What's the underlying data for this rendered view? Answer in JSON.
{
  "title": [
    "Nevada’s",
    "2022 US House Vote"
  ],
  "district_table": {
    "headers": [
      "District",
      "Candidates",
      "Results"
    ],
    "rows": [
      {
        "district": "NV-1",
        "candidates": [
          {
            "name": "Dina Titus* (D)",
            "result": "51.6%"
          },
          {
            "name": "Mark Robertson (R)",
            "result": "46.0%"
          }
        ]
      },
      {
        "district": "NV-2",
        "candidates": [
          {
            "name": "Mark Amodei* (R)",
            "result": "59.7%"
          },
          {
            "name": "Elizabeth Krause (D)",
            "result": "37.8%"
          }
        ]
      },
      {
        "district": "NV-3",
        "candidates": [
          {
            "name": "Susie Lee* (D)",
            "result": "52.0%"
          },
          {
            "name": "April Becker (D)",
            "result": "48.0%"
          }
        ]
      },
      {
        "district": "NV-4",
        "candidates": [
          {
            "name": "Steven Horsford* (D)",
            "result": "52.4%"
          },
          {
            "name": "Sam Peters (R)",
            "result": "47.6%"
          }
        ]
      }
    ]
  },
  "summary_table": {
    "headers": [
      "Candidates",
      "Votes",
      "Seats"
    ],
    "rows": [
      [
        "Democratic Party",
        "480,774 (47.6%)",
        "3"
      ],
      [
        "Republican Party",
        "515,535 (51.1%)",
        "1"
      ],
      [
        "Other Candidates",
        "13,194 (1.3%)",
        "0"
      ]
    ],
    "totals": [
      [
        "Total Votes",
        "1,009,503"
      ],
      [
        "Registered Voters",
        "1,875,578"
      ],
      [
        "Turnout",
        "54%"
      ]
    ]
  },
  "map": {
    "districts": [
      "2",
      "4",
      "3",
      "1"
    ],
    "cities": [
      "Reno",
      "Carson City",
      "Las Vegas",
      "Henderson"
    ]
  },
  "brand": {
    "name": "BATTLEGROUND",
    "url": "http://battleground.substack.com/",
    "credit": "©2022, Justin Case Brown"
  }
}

* * *

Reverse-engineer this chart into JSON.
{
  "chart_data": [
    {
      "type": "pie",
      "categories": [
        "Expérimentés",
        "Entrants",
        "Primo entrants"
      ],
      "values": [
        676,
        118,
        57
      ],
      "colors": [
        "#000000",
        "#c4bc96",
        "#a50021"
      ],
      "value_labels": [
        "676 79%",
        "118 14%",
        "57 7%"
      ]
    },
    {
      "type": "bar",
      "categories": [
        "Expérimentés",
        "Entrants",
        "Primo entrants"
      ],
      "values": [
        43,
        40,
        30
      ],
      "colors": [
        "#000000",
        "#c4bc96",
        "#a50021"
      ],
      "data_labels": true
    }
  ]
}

# The request:
Pick out every line with the string "this" and copy it.

# Problem solution:
What's the underlying data for this rendered view? Answer in JSON.
Reverse-engineer this chart into JSON.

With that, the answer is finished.